Some records:
━━━━━━━━━━━━━━━━

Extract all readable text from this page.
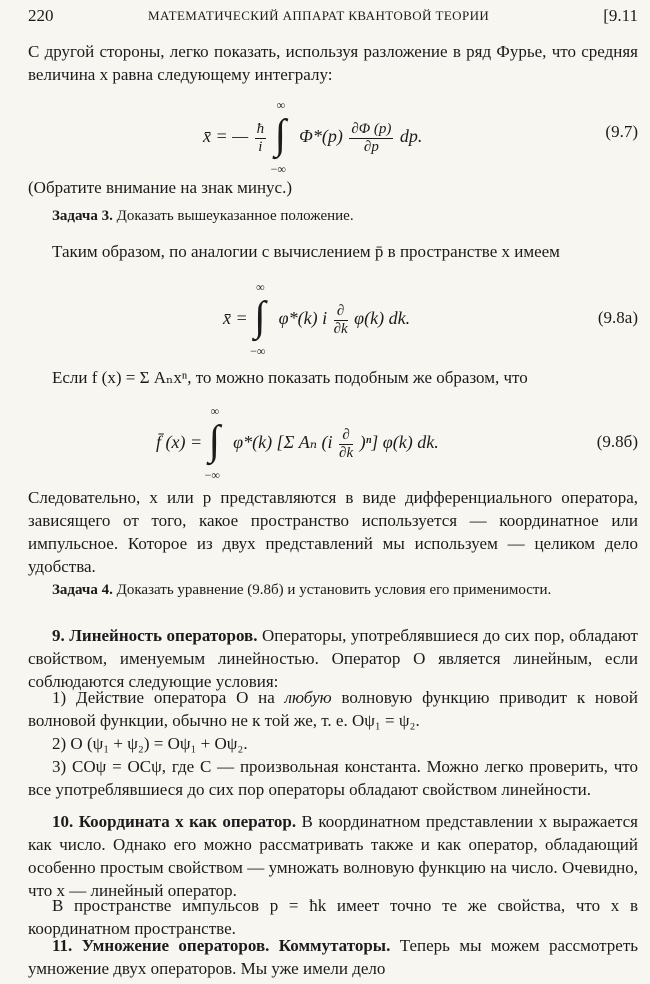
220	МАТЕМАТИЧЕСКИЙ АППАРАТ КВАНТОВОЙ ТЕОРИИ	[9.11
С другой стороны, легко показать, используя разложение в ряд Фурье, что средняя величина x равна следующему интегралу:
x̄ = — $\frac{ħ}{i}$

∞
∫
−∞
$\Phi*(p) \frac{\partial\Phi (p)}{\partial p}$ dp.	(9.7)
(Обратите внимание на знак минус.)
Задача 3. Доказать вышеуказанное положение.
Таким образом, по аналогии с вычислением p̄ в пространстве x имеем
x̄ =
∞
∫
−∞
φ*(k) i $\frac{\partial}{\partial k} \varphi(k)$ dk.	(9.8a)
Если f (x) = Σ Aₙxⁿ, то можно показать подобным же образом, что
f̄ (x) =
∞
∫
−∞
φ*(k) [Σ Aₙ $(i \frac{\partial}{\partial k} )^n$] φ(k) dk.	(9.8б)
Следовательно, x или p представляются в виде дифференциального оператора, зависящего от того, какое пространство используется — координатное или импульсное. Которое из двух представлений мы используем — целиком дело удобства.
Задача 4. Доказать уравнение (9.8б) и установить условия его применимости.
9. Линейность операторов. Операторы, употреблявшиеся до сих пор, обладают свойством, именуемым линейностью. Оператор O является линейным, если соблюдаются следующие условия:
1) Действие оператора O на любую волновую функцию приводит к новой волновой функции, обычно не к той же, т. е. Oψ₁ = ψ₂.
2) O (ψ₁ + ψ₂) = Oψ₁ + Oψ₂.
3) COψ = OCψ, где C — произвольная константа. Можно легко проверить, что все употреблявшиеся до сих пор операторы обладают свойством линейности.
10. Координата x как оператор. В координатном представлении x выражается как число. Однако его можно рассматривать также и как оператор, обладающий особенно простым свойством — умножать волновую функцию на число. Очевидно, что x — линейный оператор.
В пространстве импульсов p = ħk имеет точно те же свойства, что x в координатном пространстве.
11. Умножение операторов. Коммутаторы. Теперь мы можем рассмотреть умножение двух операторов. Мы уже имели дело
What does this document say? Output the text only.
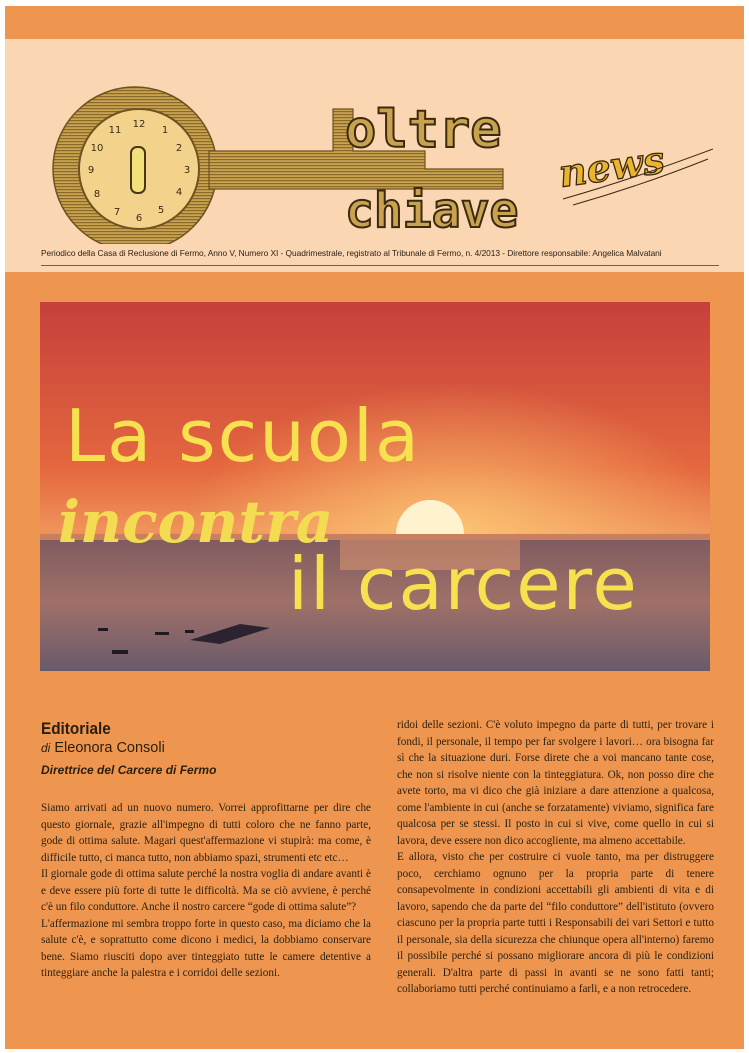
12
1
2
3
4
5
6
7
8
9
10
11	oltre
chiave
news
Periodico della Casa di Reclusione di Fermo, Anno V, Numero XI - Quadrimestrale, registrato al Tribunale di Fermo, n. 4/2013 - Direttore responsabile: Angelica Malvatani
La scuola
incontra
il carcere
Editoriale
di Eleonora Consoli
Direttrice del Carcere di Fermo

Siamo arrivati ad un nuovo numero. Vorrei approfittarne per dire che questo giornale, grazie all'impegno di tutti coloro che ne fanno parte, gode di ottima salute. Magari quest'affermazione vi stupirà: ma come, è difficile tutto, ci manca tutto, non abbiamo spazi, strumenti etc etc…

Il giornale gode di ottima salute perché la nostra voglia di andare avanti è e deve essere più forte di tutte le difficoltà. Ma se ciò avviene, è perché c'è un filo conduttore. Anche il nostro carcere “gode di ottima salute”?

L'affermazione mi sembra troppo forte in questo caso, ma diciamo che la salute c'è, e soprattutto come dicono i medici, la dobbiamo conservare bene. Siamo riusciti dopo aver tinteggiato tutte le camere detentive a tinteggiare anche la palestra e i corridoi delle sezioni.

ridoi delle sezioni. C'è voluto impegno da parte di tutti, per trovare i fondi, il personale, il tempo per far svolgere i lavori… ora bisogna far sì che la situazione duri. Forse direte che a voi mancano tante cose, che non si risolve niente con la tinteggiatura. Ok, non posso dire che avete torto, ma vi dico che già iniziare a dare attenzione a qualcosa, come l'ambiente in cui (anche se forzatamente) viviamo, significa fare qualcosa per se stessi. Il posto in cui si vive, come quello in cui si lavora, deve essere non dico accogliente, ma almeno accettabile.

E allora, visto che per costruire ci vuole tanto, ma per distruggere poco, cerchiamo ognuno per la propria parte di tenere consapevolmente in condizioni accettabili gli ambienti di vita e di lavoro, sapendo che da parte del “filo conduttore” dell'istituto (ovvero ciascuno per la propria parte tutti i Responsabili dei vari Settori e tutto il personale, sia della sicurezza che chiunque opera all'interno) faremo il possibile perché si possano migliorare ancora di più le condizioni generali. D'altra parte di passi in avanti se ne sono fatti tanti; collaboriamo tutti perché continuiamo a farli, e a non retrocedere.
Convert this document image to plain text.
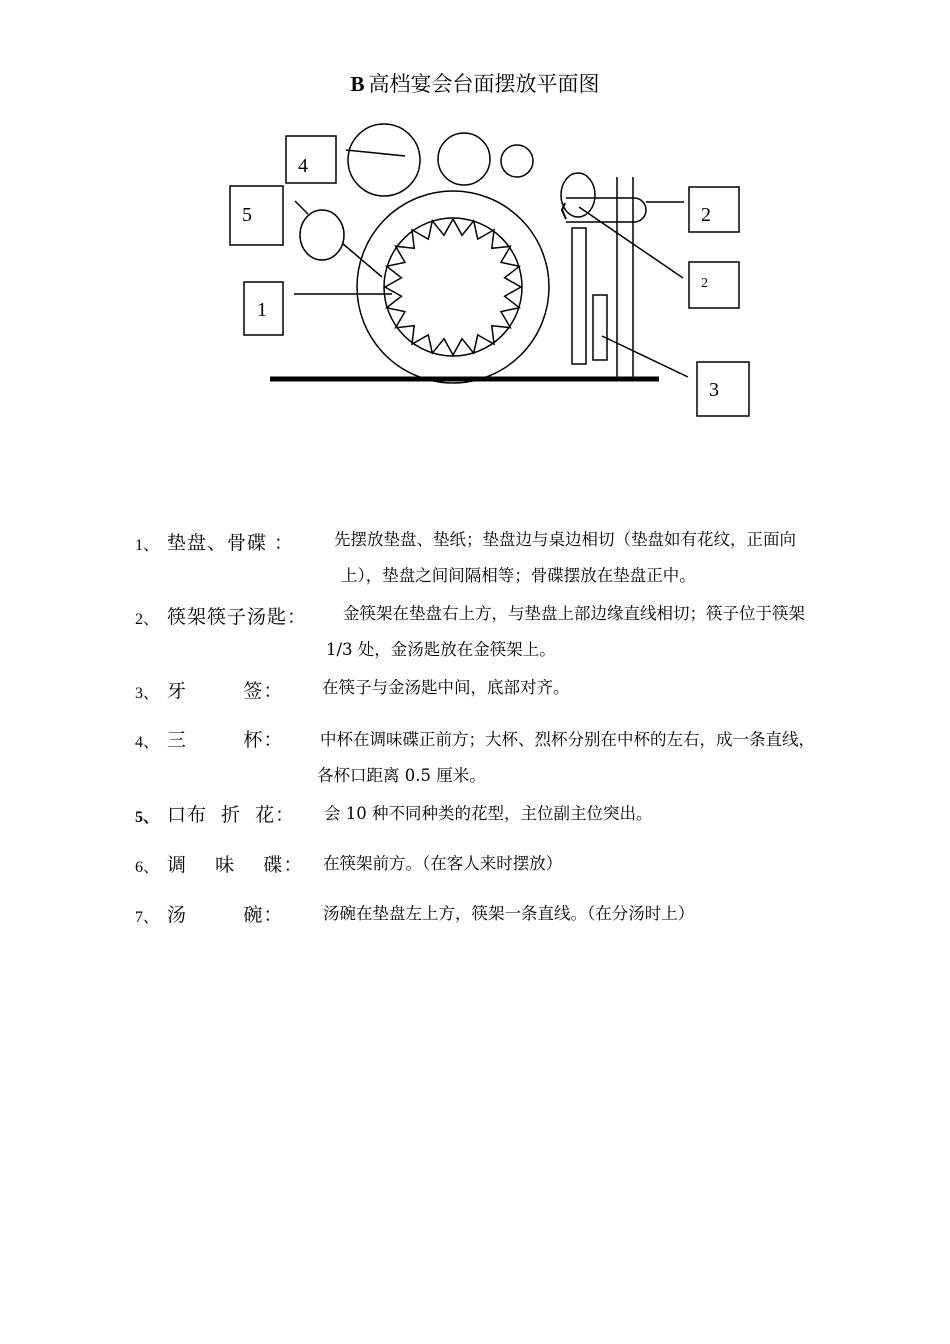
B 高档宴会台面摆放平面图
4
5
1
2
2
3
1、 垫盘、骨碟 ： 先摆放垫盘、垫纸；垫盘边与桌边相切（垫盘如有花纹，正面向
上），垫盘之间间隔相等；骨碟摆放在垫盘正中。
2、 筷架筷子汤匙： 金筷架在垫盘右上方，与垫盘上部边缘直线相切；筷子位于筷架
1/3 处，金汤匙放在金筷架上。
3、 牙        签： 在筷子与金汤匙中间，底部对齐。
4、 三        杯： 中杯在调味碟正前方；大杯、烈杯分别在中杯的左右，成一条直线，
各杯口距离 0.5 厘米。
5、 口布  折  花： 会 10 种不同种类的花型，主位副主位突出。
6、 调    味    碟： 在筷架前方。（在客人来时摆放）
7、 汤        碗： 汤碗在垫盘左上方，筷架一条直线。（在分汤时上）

━━━━━━━━━━━━━━━━

### Instruction
Extract, word for word, every line from the one holding "Convert this document image to plain text." through the closing line of the data above. Do not include any pictures.

### Exercise response
Convert this document image to plain text.
B 高档宴会台面摆放平面图
4
5
1
2
2
3
1、 垫盘、骨碟 ： 先摆放垫盘、垫纸；垫盘边与桌边相切（垫盘如有花纹，正面向
上），垫盘之间间隔相等；骨碟摆放在垫盘正中。
2、 筷架筷子汤匙： 金筷架在垫盘右上方，与垫盘上部边缘直线相切；筷子位于筷架
1/3 处，金汤匙放在金筷架上。
3、 牙        签： 在筷子与金汤匙中间，底部对齐。
4、 三        杯： 中杯在调味碟正前方；大杯、烈杯分别在中杯的左右，成一条直线，
各杯口距离 0.5 厘米。
5、 口布  折  花： 会 10 种不同种类的花型，主位副主位突出。
6、 调    味    碟： 在筷架前方。（在客人来时摆放）
7、 汤        碗： 汤碗在垫盘左上方，筷架一条直线。（在分汤时上）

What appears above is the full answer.